**MATERIAL FOR THE TASK:**

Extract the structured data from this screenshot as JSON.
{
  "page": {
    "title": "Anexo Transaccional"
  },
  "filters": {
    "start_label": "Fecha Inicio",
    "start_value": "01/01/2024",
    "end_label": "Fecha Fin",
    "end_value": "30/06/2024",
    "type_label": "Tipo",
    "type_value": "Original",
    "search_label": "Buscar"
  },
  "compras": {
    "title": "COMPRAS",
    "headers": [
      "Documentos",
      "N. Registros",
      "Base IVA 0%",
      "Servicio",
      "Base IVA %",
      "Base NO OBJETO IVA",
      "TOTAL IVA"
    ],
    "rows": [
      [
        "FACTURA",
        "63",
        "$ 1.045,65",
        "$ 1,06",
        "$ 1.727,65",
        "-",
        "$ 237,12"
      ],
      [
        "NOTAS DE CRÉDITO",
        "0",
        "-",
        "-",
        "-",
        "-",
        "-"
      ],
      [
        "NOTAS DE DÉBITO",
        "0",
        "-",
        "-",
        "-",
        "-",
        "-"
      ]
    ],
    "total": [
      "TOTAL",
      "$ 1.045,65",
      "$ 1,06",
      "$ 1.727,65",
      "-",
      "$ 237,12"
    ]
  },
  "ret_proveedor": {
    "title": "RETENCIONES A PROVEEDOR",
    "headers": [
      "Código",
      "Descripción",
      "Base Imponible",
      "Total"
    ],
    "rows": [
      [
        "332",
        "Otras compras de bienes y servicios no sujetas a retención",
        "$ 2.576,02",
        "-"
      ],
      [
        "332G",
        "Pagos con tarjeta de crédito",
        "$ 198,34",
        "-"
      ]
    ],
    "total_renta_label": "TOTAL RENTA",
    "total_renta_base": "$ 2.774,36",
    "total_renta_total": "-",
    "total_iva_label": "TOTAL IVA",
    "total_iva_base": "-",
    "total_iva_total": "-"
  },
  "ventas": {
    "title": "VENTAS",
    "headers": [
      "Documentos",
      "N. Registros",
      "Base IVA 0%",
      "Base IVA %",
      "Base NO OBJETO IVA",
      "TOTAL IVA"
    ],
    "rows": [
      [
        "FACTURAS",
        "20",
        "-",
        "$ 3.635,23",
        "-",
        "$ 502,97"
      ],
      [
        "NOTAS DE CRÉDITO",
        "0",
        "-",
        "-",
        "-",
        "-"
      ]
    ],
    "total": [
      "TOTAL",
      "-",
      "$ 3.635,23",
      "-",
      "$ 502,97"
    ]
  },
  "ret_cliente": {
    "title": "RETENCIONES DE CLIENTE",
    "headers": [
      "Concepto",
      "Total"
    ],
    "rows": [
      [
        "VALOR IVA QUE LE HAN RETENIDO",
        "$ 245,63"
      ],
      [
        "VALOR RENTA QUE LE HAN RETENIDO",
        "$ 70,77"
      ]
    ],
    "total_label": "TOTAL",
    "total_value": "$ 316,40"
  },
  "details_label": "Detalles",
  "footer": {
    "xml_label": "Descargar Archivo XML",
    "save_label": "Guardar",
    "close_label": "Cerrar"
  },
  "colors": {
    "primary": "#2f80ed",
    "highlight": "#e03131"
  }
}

**GIVEN TASK:**
Search the data for the word "VALOR" and copy each line where it appears.

**TASK OUTPUT:**
        "VALOR IVA QUE LE HAN RETENIDO",
        "VALOR RENTA QUE LE HAN RETENIDO",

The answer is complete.